_THE EXERCISE_:
Take the material and output all of it exactly.

<<<<

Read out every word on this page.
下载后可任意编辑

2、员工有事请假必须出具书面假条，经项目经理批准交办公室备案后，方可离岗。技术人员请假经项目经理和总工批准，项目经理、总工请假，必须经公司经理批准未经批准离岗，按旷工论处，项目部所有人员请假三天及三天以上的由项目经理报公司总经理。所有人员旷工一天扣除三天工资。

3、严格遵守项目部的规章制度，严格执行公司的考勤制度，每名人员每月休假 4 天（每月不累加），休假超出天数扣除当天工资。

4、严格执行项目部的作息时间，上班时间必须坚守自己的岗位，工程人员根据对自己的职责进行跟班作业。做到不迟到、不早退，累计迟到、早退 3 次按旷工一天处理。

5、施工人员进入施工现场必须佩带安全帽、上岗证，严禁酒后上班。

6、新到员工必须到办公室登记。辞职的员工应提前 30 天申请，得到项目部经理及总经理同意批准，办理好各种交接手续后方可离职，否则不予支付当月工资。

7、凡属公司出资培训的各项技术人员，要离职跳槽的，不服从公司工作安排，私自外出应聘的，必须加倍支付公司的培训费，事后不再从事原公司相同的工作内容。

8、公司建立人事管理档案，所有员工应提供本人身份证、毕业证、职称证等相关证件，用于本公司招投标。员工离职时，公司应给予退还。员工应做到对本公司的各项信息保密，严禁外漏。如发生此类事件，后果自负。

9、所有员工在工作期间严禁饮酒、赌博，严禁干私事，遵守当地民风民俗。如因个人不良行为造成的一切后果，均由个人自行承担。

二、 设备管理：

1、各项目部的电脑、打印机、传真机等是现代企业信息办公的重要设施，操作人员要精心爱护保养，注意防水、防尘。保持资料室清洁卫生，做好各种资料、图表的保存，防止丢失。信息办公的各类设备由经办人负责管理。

>>>>

_THE RESPONSE_:
Read out every word on this page.
下载后可任意编辑

2、员工有事请假必须出具书面假条，经项目经理批准交办公室备案后，方可离岗。技术人员请假经项目经理和总工批准，项目经理、总工请假，必须经公司经理批准未经批准离岗，按旷工论处，项目部所有人员请假三天及三天以上的由项目经理报公司总经理。所有人员旷工一天扣除三天工资。

3、严格遵守项目部的规章制度，严格执行公司的考勤制度，每名人员每月休假 4 天（每月不累加），休假超出天数扣除当天工资。

4、严格执行项目部的作息时间，上班时间必须坚守自己的岗位，工程人员根据对自己的职责进行跟班作业。做到不迟到、不早退，累计迟到、早退 3 次按旷工一天处理。

5、施工人员进入施工现场必须佩带安全帽、上岗证，严禁酒后上班。

6、新到员工必须到办公室登记。辞职的员工应提前 30 天申请，得到项目部经理及总经理同意批准，办理好各种交接手续后方可离职，否则不予支付当月工资。

7、凡属公司出资培训的各项技术人员，要离职跳槽的，不服从公司工作安排，私自外出应聘的，必须加倍支付公司的培训费，事后不再从事原公司相同的工作内容。

8、公司建立人事管理档案，所有员工应提供本人身份证、毕业证、职称证等相关证件，用于本公司招投标。员工离职时，公司应给予退还。员工应做到对本公司的各项信息保密，严禁外漏。如发生此类事件，后果自负。

9、所有员工在工作期间严禁饮酒、赌博，严禁干私事，遵守当地民风民俗。如因个人不良行为造成的一切后果，均由个人自行承担。

二、 设备管理：

1、各项目部的电脑、打印机、传真机等是现代企业信息办公的重要设施，操作人员要精心爱护保养，注意防水、防尘。保持资料室清洁卫生，做好各种资料、图表的保存，防止丢失。信息办公的各类设备由经办人负责管理。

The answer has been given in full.